Lines holding the string "true" are the ones to copy from this listing.

▶ _DATASET EXCERPTS_
○ ○ ○ ○ ○ ○ ○

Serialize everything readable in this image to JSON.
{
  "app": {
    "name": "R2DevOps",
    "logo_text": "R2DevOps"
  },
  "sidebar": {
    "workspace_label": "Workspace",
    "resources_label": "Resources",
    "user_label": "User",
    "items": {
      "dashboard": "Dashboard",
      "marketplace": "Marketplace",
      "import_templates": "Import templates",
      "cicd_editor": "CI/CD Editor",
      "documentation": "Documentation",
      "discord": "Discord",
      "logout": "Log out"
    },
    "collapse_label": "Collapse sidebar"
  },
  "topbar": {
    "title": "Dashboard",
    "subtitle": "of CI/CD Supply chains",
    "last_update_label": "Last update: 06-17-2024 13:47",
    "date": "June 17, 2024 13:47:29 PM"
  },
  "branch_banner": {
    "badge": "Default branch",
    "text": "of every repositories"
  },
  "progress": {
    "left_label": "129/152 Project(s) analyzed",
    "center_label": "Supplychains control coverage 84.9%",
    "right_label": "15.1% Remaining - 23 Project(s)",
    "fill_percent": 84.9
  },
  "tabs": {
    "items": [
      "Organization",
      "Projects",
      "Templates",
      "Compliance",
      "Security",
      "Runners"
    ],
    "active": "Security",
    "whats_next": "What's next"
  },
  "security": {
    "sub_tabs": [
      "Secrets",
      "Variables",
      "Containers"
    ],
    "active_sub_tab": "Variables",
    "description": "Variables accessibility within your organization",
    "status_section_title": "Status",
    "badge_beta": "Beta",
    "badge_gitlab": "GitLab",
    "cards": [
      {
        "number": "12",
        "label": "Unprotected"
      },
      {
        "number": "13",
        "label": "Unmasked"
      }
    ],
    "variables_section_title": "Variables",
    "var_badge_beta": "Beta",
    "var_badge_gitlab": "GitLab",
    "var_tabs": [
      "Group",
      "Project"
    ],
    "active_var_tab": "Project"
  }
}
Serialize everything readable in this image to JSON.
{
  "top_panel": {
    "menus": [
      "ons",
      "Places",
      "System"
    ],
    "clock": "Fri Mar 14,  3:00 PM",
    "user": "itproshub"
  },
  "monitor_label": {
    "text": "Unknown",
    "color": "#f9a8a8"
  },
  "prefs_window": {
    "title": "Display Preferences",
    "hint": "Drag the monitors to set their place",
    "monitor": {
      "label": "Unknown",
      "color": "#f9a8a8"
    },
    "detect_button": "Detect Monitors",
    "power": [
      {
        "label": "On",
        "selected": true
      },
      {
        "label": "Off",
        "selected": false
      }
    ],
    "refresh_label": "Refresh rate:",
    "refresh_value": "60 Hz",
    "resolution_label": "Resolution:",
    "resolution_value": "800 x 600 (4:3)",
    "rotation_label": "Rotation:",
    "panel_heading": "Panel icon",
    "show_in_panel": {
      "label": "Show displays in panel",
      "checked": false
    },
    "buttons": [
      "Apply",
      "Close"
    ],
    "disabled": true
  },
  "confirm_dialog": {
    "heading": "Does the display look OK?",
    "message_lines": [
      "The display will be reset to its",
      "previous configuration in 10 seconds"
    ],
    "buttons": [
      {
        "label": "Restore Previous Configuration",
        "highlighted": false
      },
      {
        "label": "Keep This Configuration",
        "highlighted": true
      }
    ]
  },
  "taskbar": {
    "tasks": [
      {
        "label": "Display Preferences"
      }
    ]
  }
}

○ ○ ○ ○ ○ ○ ○

▶ _ANSWER TO THE TASK_
        "selected": true
    "disabled": true
        "highlighted": true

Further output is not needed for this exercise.